• [Instruction]:
Separate out the lines that hold "title".

────

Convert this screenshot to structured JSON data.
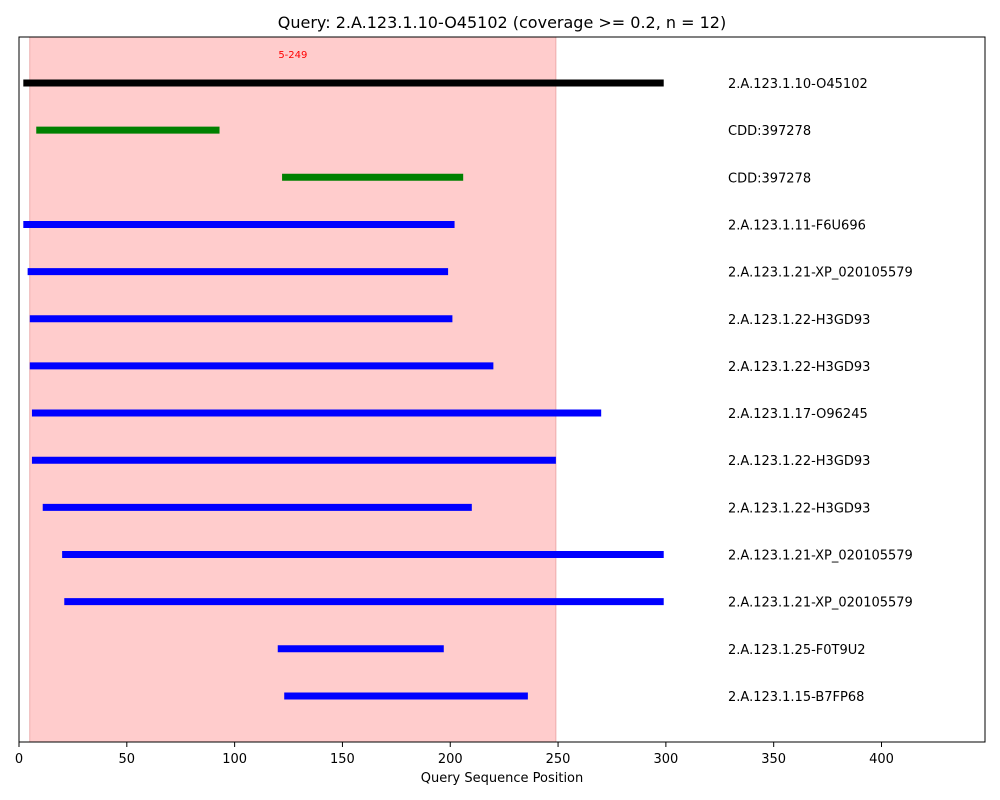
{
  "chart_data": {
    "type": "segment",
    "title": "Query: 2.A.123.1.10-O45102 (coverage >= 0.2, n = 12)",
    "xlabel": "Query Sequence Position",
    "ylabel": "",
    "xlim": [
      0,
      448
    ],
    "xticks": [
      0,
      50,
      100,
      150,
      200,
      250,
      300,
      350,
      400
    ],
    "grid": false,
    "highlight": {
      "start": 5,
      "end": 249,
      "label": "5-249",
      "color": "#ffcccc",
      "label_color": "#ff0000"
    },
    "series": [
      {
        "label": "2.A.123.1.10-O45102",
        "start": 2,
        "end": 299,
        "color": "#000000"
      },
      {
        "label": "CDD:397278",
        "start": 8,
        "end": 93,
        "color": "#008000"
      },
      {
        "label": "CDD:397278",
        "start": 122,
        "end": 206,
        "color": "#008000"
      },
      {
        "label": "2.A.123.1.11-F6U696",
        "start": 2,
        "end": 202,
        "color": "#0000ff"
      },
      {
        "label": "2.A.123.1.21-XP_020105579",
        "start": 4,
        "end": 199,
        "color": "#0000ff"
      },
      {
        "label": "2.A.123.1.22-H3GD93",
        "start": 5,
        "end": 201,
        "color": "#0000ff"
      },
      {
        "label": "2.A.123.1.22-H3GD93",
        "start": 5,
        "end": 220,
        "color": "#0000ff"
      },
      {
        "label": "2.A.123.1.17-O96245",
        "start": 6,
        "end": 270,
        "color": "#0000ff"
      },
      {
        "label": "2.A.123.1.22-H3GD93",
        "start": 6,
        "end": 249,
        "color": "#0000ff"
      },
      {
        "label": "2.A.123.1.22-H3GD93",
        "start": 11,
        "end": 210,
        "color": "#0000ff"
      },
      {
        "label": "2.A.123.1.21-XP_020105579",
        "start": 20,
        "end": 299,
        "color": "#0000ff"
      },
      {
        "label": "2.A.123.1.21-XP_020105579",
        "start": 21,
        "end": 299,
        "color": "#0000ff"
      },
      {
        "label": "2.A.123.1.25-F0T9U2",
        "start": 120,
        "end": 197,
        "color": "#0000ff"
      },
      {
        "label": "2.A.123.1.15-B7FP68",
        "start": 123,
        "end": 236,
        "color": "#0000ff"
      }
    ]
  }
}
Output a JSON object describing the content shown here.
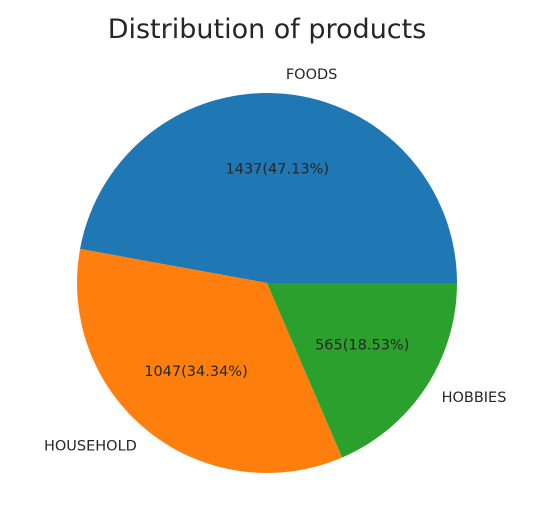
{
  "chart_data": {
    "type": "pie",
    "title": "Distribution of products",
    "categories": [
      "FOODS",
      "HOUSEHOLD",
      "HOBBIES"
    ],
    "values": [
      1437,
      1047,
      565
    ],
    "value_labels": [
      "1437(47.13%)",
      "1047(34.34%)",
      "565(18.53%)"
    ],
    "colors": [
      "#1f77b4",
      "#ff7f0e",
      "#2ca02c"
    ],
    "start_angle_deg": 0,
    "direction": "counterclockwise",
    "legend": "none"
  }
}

────

• [Finished answer]:
    "title": "Query: 2.A.123.1.10-O45102 (coverage >= 0.2, n = 12)",
    "title": "Distribution of products",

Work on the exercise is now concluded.